(Stored entries)

==*==

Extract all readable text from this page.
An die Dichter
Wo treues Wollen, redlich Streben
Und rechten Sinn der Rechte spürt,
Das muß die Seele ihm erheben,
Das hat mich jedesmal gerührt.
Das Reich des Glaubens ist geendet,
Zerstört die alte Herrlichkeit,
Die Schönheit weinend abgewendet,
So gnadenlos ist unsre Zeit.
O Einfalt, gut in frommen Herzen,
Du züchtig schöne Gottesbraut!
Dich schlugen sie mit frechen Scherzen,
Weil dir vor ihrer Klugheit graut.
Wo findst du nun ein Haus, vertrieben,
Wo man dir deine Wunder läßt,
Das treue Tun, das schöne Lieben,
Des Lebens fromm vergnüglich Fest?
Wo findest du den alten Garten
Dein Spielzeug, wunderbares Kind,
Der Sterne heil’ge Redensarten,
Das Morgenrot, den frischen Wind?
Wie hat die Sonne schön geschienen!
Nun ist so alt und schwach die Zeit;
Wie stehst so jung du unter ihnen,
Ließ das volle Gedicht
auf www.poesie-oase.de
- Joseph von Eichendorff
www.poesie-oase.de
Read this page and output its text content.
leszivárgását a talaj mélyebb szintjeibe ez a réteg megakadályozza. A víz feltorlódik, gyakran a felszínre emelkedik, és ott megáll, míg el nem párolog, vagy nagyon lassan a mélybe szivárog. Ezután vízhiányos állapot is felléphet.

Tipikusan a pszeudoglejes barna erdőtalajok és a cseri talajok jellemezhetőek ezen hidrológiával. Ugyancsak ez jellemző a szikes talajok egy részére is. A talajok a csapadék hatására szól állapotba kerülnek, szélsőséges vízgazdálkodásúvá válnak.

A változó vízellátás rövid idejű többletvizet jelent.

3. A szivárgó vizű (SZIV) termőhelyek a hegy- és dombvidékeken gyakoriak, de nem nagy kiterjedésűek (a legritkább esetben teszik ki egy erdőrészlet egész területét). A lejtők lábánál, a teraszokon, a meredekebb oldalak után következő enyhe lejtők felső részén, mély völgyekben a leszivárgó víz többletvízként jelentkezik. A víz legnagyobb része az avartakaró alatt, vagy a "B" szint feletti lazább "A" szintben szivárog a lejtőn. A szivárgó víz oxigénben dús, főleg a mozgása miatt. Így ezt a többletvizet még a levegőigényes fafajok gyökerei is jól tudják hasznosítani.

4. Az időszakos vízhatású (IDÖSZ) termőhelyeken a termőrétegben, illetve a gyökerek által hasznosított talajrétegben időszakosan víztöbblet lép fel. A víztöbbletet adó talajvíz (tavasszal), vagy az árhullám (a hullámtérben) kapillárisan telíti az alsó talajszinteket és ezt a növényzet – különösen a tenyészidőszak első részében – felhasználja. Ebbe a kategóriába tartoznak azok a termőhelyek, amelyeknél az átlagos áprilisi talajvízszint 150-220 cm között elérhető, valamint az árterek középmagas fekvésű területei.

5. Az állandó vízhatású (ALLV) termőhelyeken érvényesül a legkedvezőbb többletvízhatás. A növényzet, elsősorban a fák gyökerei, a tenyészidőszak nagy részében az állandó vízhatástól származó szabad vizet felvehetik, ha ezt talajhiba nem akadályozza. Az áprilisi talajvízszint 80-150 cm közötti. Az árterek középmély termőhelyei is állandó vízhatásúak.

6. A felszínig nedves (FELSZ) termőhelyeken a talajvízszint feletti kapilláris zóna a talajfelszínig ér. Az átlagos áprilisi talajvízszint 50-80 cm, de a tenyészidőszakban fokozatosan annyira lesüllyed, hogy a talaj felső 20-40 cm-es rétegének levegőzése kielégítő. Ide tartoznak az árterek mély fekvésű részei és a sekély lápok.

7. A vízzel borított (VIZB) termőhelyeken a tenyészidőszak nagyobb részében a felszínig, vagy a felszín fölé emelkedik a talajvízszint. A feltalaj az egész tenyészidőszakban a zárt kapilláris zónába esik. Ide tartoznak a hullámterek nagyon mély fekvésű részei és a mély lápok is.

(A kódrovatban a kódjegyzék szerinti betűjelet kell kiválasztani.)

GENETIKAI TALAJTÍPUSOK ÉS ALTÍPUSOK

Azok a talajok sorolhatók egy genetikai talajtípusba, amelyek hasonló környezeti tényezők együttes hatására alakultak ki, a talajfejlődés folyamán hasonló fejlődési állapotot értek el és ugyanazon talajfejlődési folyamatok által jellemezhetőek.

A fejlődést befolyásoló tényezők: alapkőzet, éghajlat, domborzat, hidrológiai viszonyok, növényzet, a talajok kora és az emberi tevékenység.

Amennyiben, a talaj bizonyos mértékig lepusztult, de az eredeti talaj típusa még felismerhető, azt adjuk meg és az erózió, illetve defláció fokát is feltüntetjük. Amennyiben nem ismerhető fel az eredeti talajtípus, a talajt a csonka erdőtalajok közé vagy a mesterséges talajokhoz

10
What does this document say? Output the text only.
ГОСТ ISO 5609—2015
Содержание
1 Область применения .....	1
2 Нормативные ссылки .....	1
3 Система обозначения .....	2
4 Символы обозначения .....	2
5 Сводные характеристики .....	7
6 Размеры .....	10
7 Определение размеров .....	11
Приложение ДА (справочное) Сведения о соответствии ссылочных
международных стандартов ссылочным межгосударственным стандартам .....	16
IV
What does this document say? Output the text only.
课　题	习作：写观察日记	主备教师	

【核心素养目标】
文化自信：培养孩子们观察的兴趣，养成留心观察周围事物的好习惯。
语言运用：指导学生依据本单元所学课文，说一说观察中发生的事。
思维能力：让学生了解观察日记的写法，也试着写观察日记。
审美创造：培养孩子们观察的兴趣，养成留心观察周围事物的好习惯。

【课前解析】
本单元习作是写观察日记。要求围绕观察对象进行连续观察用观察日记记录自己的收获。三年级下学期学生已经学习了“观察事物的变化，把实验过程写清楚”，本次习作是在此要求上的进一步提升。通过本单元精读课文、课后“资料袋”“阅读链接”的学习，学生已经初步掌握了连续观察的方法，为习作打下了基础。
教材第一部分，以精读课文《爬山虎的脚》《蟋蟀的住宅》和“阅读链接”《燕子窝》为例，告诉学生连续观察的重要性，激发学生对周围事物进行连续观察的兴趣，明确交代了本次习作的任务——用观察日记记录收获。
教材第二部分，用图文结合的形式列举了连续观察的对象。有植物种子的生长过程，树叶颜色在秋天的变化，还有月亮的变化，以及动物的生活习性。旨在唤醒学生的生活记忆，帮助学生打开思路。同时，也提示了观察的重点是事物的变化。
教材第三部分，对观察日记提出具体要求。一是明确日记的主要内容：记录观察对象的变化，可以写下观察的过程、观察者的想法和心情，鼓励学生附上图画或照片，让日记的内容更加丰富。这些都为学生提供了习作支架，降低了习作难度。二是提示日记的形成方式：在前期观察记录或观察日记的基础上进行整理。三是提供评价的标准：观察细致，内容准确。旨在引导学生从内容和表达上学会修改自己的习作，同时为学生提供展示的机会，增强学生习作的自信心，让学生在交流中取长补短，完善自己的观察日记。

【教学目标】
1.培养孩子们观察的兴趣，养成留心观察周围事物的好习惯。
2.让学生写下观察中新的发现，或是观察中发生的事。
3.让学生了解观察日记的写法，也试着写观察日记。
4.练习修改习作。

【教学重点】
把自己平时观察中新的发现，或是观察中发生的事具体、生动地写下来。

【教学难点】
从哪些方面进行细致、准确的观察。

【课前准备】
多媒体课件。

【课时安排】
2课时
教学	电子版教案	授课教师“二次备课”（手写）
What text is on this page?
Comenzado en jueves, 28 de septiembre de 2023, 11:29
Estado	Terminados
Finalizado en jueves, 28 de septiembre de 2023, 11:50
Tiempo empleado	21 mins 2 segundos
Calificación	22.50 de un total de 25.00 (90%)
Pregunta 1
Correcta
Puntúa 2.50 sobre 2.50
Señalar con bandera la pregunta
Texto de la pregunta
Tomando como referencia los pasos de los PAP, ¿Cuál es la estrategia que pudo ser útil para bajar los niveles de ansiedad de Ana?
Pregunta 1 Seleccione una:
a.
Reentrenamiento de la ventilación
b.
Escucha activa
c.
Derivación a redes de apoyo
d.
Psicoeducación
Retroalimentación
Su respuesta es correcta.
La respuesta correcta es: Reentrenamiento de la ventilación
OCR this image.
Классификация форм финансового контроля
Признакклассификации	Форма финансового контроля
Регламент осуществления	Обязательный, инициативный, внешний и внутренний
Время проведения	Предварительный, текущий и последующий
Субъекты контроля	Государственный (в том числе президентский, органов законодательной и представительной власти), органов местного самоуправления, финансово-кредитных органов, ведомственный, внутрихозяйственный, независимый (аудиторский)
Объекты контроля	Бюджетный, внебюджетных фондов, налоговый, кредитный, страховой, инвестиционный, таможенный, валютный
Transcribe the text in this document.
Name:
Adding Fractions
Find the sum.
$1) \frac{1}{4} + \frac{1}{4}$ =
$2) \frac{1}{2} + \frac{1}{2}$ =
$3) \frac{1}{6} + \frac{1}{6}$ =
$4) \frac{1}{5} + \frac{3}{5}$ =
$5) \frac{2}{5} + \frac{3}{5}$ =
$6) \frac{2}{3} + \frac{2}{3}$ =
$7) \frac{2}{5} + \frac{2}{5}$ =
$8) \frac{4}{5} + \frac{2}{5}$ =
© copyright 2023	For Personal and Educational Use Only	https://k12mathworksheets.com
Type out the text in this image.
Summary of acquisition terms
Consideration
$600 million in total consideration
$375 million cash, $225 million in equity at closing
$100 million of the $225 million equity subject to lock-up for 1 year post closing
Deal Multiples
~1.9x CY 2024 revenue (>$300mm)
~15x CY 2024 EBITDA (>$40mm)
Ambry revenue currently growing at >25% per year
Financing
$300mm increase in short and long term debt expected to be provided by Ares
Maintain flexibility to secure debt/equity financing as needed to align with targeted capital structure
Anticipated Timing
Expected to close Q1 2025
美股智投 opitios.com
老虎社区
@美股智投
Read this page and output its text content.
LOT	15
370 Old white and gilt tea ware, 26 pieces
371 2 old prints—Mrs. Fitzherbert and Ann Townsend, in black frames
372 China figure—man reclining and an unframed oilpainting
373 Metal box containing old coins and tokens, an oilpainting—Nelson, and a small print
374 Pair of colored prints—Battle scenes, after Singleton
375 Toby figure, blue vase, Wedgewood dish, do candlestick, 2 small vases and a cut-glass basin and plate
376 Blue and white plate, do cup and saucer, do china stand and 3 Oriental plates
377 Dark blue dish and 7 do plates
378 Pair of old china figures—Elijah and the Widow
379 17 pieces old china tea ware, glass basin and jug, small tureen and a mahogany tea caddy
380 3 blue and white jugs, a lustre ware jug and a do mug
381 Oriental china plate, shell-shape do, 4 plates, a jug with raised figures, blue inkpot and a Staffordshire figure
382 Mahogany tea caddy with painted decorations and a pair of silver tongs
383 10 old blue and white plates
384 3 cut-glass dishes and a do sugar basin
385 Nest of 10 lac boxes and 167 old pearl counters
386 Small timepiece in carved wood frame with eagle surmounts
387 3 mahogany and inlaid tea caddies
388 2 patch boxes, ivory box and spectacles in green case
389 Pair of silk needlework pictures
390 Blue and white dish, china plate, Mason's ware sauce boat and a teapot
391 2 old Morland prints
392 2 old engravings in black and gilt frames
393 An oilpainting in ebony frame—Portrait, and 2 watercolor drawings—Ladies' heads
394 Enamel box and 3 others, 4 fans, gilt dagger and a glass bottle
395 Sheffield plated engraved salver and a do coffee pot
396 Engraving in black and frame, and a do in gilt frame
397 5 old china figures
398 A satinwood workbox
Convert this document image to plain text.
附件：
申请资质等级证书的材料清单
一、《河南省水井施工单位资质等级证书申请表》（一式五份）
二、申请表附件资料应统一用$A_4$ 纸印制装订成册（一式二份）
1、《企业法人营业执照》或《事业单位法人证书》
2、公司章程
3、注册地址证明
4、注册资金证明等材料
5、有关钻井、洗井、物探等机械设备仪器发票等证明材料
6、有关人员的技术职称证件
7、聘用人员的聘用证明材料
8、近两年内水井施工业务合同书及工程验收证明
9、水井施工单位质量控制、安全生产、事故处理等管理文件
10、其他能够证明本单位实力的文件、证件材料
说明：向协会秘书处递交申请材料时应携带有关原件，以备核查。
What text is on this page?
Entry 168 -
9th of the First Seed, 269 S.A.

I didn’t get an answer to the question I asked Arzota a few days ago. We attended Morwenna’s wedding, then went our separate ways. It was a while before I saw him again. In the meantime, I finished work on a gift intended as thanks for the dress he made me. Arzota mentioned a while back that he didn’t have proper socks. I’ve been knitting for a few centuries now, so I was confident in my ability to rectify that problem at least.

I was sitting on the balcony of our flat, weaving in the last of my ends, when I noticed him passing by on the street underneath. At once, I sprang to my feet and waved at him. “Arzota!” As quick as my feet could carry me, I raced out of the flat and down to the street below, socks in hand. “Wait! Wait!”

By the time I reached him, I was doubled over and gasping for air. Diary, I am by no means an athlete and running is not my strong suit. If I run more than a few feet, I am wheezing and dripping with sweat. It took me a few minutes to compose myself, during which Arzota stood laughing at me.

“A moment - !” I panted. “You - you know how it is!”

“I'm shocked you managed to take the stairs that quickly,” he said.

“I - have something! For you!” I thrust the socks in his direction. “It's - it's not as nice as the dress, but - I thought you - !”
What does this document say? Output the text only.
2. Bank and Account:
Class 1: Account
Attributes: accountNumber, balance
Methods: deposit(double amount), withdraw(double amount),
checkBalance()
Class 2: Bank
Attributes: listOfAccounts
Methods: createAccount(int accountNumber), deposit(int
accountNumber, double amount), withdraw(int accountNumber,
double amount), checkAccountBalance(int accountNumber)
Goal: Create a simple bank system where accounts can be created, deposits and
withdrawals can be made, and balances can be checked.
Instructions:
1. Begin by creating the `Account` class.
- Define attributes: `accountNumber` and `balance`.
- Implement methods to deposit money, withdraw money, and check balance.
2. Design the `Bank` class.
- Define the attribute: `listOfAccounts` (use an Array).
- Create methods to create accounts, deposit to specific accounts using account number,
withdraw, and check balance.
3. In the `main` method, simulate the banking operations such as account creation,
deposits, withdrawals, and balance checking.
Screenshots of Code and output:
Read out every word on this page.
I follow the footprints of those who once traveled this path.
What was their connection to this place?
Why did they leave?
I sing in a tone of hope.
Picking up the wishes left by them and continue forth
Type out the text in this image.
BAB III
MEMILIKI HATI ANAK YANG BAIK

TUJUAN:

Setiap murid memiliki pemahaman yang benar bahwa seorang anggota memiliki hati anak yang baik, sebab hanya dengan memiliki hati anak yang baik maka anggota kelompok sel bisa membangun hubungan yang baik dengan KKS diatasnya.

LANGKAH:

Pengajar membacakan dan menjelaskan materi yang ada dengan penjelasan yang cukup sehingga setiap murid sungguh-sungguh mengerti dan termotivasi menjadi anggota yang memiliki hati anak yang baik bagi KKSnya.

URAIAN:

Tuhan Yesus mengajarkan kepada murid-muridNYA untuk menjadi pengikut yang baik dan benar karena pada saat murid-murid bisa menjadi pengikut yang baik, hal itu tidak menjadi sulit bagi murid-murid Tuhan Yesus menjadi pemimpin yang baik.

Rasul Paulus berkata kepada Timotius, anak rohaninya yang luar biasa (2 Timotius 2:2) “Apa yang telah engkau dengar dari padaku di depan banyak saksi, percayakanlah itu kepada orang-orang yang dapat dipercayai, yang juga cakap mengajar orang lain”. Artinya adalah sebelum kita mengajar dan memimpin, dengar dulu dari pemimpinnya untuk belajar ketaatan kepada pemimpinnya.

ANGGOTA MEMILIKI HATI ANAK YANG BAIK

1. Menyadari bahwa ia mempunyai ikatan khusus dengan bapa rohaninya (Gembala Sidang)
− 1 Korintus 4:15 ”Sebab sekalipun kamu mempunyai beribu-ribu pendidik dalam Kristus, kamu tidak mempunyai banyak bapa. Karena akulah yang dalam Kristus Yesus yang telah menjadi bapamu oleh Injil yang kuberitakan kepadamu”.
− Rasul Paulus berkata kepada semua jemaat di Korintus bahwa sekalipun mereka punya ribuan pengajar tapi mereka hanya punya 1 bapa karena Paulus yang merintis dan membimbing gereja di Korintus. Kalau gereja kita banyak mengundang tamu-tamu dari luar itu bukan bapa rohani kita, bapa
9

==*==

* What to work on:
Filter the listing above by the word "debt"; copy each line that passes.

* Task answer:
$300mm increase in short and long term debt expected to be provided by Ares
Maintain flexibility to secure debt/equity financing as needed to align with targeted capital structure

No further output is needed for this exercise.